- What needs to be done
Skip the pictures. Repeat everything else in the records word for word.

- Record excerpts
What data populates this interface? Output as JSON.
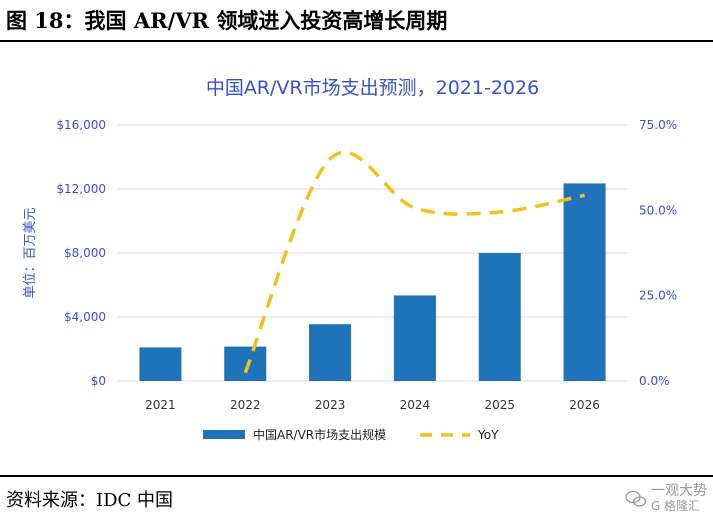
{
  "figure": {
    "title": "图 18：我国 AR/VR 领域进入投资高增长周期",
    "source": "资料来源：IDC 中国"
  },
  "watermark": {
    "line1": "一观大势",
    "line2": "G 格隆汇"
  },
  "colors": {
    "bar": "#1f74b9",
    "line": "#f2c21b",
    "title": "#3a4fd0",
    "axis_text": "#3a4fd0",
    "grid": "#d7d9ee",
    "category_text": "#333333"
  },
  "chart_data": {
    "type": "bar",
    "title": "中国AR/VR市场支出预测，2021-2026",
    "ylabel": "单位：百万美元",
    "xlabel": "",
    "categories": [
      "2021",
      "2022",
      "2023",
      "2024",
      "2025",
      "2026"
    ],
    "series": [
      {
        "name": "中国AR/VR市场支出规模",
        "type": "bar",
        "axis": "left",
        "values": [
          2100,
          2150,
          3550,
          5350,
          8000,
          12350
        ]
      },
      {
        "name": "YoY",
        "type": "line",
        "style": "dashed",
        "axis": "right",
        "values": [
          null,
          2.4,
          65.1,
          50.7,
          49.5,
          54.4
        ]
      }
    ],
    "ylim_left": [
      0,
      16000
    ],
    "ylim_right": [
      0,
      75
    ],
    "left_ticks": [
      "$0",
      "$4,000",
      "$8,000",
      "$12,000",
      "$16,000"
    ],
    "left_tick_values": [
      0,
      4000,
      8000,
      12000,
      16000
    ],
    "right_ticks": [
      "0.0%",
      "25.0%",
      "50.0%",
      "75.0%"
    ],
    "right_tick_values": [
      0,
      25,
      50,
      75
    ],
    "grid": true,
    "legend_position": "bottom"
  }
}
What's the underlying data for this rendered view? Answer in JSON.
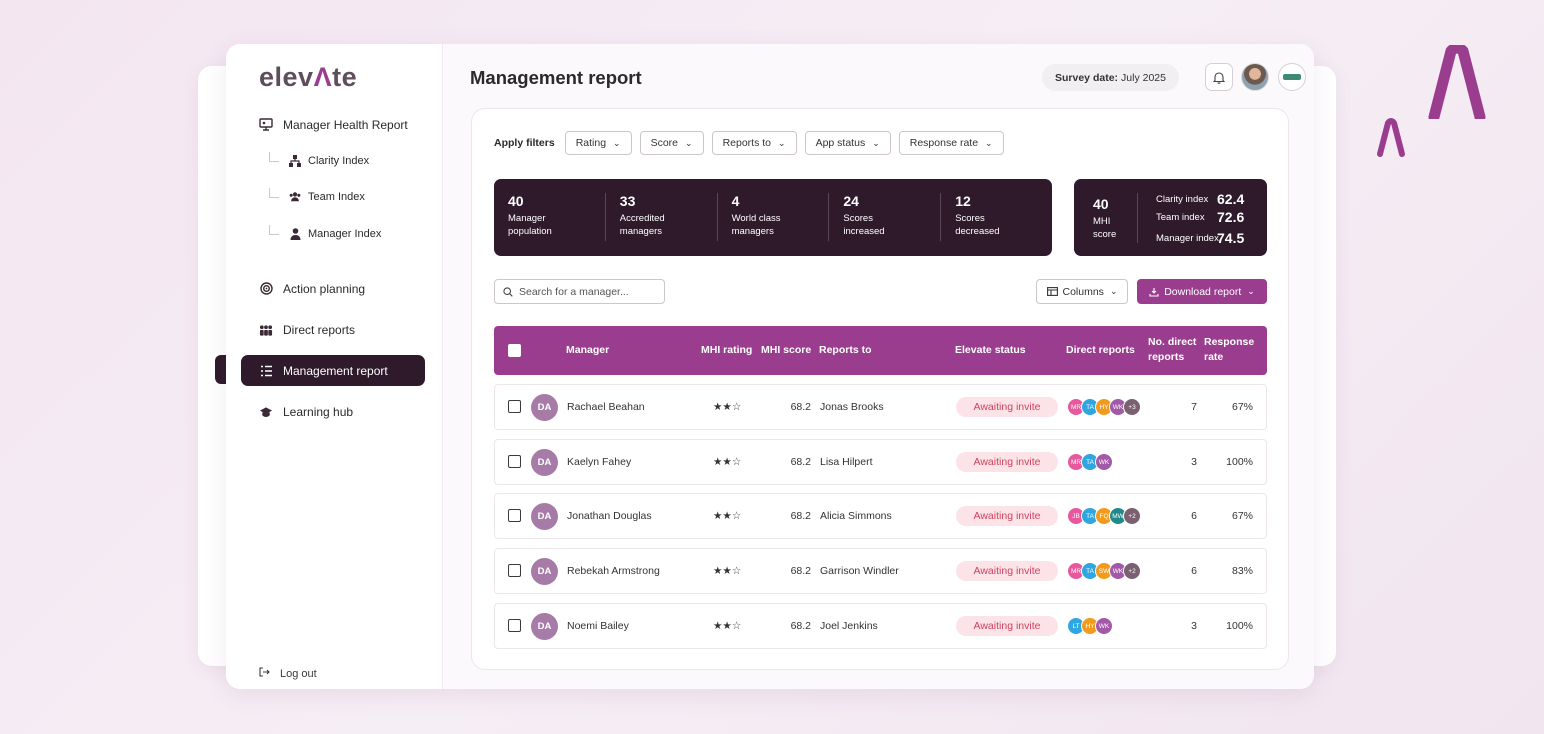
{
  "brand": {
    "pre": "elev",
    "mark": "Λ",
    "post": "te"
  },
  "sidebar": {
    "items": [
      {
        "label": "Manager Health Report"
      },
      {
        "label": "Action planning"
      },
      {
        "label": "Direct reports"
      },
      {
        "label": "Management report"
      },
      {
        "label": "Learning hub"
      }
    ],
    "subitems": [
      {
        "label": "Clarity Index"
      },
      {
        "label": "Team Index"
      },
      {
        "label": "Manager Index"
      }
    ],
    "logout": "Log out"
  },
  "header": {
    "title": "Management report",
    "survey_label": "Survey date:",
    "survey_value": "July 2025"
  },
  "filters": {
    "label": "Apply filters",
    "chips": [
      "Rating",
      "Score",
      "Reports to",
      "App status",
      "Response rate"
    ]
  },
  "stats": [
    {
      "value": "40",
      "label": "Manager population"
    },
    {
      "value": "33",
      "label": "Accredited managers"
    },
    {
      "value": "4",
      "label": "World class managers"
    },
    {
      "value": "24",
      "label": "Scores increased"
    },
    {
      "value": "12",
      "label": "Scores decreased"
    }
  ],
  "mhi": {
    "value": "40",
    "label": "MHI score",
    "indices": [
      {
        "label": "Clarity index",
        "value": "62.4"
      },
      {
        "label": "Team index",
        "value": "72.6"
      },
      {
        "label": "Manager index",
        "value": "74.5"
      }
    ]
  },
  "search": {
    "placeholder": "Search for a manager..."
  },
  "toolbar": {
    "columns": "Columns",
    "download": "Download report"
  },
  "table": {
    "headers": {
      "manager": "Manager",
      "rating": "MHI rating",
      "score": "MHI score",
      "reports_to": "Reports to",
      "status": "Elevate status",
      "direct": "Direct reports",
      "num_direct": "No. direct reports",
      "response": "Response rate"
    },
    "rows": [
      {
        "initials": "DA",
        "name": "Rachael Beahan",
        "rating": "★★☆",
        "score": "68.2",
        "reports_to": "Jonas Brooks",
        "status": "Awaiting invite",
        "avatars": [
          "MR",
          "TA",
          "HY",
          "WK",
          "+3"
        ],
        "num": "7",
        "rate": "67%"
      },
      {
        "initials": "DA",
        "name": "Kaelyn Fahey",
        "rating": "★★☆",
        "score": "68.2",
        "reports_to": "Lisa Hilpert",
        "status": "Awaiting invite",
        "avatars": [
          "MR",
          "TA",
          "WK"
        ],
        "num": "3",
        "rate": "100%"
      },
      {
        "initials": "DA",
        "name": "Jonathan Douglas",
        "rating": "★★☆",
        "score": "68.2",
        "reports_to": "Alicia Simmons",
        "status": "Awaiting invite",
        "avatars": [
          "JB",
          "TA",
          "FQ",
          "MW",
          "+2"
        ],
        "num": "6",
        "rate": "67%"
      },
      {
        "initials": "DA",
        "name": "Rebekah Armstrong",
        "rating": "★★☆",
        "score": "68.2",
        "reports_to": "Garrison Windler",
        "status": "Awaiting invite",
        "avatars": [
          "MR",
          "TA",
          "SW",
          "WK",
          "+2"
        ],
        "num": "6",
        "rate": "83%"
      },
      {
        "initials": "DA",
        "name": "Noemi Bailey",
        "rating": "★★☆",
        "score": "68.2",
        "reports_to": "Joel Jenkins",
        "status": "Awaiting invite",
        "avatars": [
          "LT",
          "HY",
          "WK"
        ],
        "num": "3",
        "rate": "100%"
      }
    ]
  },
  "colors": {
    "accent": "#9b3d8f",
    "dark": "#2e1a2b",
    "status_bg": "#fbe3e8",
    "status_text": "#d1415e",
    "avatar_palette": {
      "MR": "#e8589c",
      "TA": "#2fa6e0",
      "HY": "#f29a1b",
      "WK": "#a25aa6",
      "JB": "#e8589c",
      "FQ": "#f29a1b",
      "MW": "#1f8a8a",
      "SW": "#f29a1b",
      "LT": "#2fa6e0",
      "+3": "#7a6070",
      "+2": "#7a6070"
    }
  }
}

- Complete answer
What data populates this interface? Output as JSON.
{
  "figure": {
    "title": "图 18：我国 AR/VR 领域进入投资高增长周期",
    "source": "资料来源：IDC 中国"
  },
  "watermark": {
    "line1": "一观大势",
    "line2": "G 格隆汇"
  },
  "colors": {
    "bar": "#1f74b9",
    "line": "#f2c21b",
    "title": "#3a4fd0",
    "axis_text": "#3a4fd0",
    "grid": "#d7d9ee",
    "category_text": "#333333"
  },
  "chart_data": {
    "type": "bar",
    "title": "中国AR/VR市场支出预测，2021-2026",
    "ylabel": "单位：百万美元",
    "xlabel": "",
    "categories": [
      "2021",
      "2022",
      "2023",
      "2024",
      "2025",
      "2026"
    ],
    "series": [
      {
        "name": "中国AR/VR市场支出规模",
        "type": "bar",
        "axis": "left",
        "values": [
          2100,
          2150,
          3550,
          5350,
          8000,
          12350
        ]
      },
      {
        "name": "YoY",
        "type": "line",
        "style": "dashed",
        "axis": "right",
        "values": [
          null,
          2.4,
          65.1,
          50.7,
          49.5,
          54.4
        ]
      }
    ],
    "ylim_left": [
      0,
      16000
    ],
    "ylim_right": [
      0,
      75
    ],
    "left_ticks": [
      "$0",
      "$4,000",
      "$8,000",
      "$12,000",
      "$16,000"
    ],
    "left_tick_values": [
      0,
      4000,
      8000,
      12000,
      16000
    ],
    "right_ticks": [
      "0.0%",
      "25.0%",
      "50.0%",
      "75.0%"
    ],
    "right_tick_values": [
      0,
      25,
      50,
      75
    ],
    "grid": true,
    "legend_position": "bottom"
  }
}
What's the underlying data for this rendered view? Answer in JSON.
{
  "brand": {
    "pre": "elev",
    "mark": "Λ",
    "post": "te"
  },
  "sidebar": {
    "items": [
      {
        "label": "Manager Health Report"
      },
      {
        "label": "Action planning"
      },
      {
        "label": "Direct reports"
      },
      {
        "label": "Management report"
      },
      {
        "label": "Learning hub"
      }
    ],
    "subitems": [
      {
        "label": "Clarity Index"
      },
      {
        "label": "Team Index"
      },
      {
        "label": "Manager Index"
      }
    ],
    "logout": "Log out"
  },
  "header": {
    "title": "Management report",
    "survey_label": "Survey date:",
    "survey_value": "July 2025"
  },
  "filters": {
    "label": "Apply filters",
    "chips": [
      "Rating",
      "Score",
      "Reports to",
      "App status",
      "Response rate"
    ]
  },
  "stats": [
    {
      "value": "40",
      "label": "Manager population"
    },
    {
      "value": "33",
      "label": "Accredited managers"
    },
    {
      "value": "4",
      "label": "World class managers"
    },
    {
      "value": "24",
      "label": "Scores increased"
    },
    {
      "value": "12",
      "label": "Scores decreased"
    }
  ],
  "mhi": {
    "value": "40",
    "label": "MHI score",
    "indices": [
      {
        "label": "Clarity index",
        "value": "62.4"
      },
      {
        "label": "Team index",
        "value": "72.6"
      },
      {
        "label": "Manager index",
        "value": "74.5"
      }
    ]
  },
  "search": {
    "placeholder": "Search for a manager..."
  },
  "toolbar": {
    "columns": "Columns",
    "download": "Download report"
  },
  "table": {
    "headers": {
      "manager": "Manager",
      "rating": "MHI rating",
      "score": "MHI score",
      "reports_to": "Reports to",
      "status": "Elevate status",
      "direct": "Direct reports",
      "num_direct": "No. direct reports",
      "response": "Response rate"
    },
    "rows": [
      {
        "initials": "DA",
        "name": "Rachael Beahan",
        "rating": "★★☆",
        "score": "68.2",
        "reports_to": "Jonas Brooks",
        "status": "Awaiting invite",
        "avatars": [
          "MR",
          "TA",
          "HY",
          "WK",
          "+3"
        ],
        "num": "7",
        "rate": "67%"
      },
      {
        "initials": "DA",
        "name": "Kaelyn Fahey",
        "rating": "★★☆",
        "score": "68.2",
        "reports_to": "Lisa Hilpert",
        "status": "Awaiting invite",
        "avatars": [
          "MR",
          "TA",
          "WK"
        ],
        "num": "3",
        "rate": "100%"
      },
      {
        "initials": "DA",
        "name": "Jonathan Douglas",
        "rating": "★★☆",
        "score": "68.2",
        "reports_to": "Alicia Simmons",
        "status": "Awaiting invite",
        "avatars": [
          "JB",
          "TA",
          "FQ",
          "MW",
          "+2"
        ],
        "num": "6",
        "rate": "67%"
      },
      {
        "initials": "DA",
        "name": "Rebekah Armstrong",
        "rating": "★★☆",
        "score": "68.2",
        "reports_to": "Garrison Windler",
        "status": "Awaiting invite",
        "avatars": [
          "MR",
          "TA",
          "SW",
          "WK",
          "+2"
        ],
        "num": "6",
        "rate": "83%"
      },
      {
        "initials": "DA",
        "name": "Noemi Bailey",
        "rating": "★★☆",
        "score": "68.2",
        "reports_to": "Joel Jenkins",
        "status": "Awaiting invite",
        "avatars": [
          "LT",
          "HY",
          "WK"
        ],
        "num": "3",
        "rate": "100%"
      }
    ]
  },
  "colors": {
    "accent": "#9b3d8f",
    "dark": "#2e1a2b",
    "status_bg": "#fbe3e8",
    "status_text": "#d1415e",
    "avatar_palette": {
      "MR": "#e8589c",
      "TA": "#2fa6e0",
      "HY": "#f29a1b",
      "WK": "#a25aa6",
      "JB": "#e8589c",
      "FQ": "#f29a1b",
      "MW": "#1f8a8a",
      "SW": "#f29a1b",
      "LT": "#2fa6e0",
      "+3": "#7a6070",
      "+2": "#7a6070"
    }
  }
}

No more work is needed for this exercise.